** PROBLEM REQUIREMENTS **
Below are the records; copy each line in them that holds the word "text".

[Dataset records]
──────────────────────────────

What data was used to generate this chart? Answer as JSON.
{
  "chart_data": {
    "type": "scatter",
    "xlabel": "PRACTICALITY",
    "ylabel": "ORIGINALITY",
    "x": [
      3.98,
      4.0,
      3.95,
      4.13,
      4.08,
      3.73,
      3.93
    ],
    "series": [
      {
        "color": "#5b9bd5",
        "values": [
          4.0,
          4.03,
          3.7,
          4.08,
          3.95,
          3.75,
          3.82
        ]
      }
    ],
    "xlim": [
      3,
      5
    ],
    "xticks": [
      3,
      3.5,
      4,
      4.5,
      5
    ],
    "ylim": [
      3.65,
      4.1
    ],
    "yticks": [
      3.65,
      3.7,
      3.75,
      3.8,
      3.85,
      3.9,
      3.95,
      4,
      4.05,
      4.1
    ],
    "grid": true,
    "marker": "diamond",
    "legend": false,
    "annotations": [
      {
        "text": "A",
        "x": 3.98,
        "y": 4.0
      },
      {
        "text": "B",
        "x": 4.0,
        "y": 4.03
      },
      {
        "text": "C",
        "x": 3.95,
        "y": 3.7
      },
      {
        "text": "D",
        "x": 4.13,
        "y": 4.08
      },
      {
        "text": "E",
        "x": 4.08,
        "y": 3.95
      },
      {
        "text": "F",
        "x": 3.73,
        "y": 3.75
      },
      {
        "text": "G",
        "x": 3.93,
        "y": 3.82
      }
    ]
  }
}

──────────────────────────────

** CORRECT OUTPUT **
        "text": "A",
        "text": "B",
        "text": "C",
        "text": "D",
        "text": "E",
        "text": "F",
        "text": "G",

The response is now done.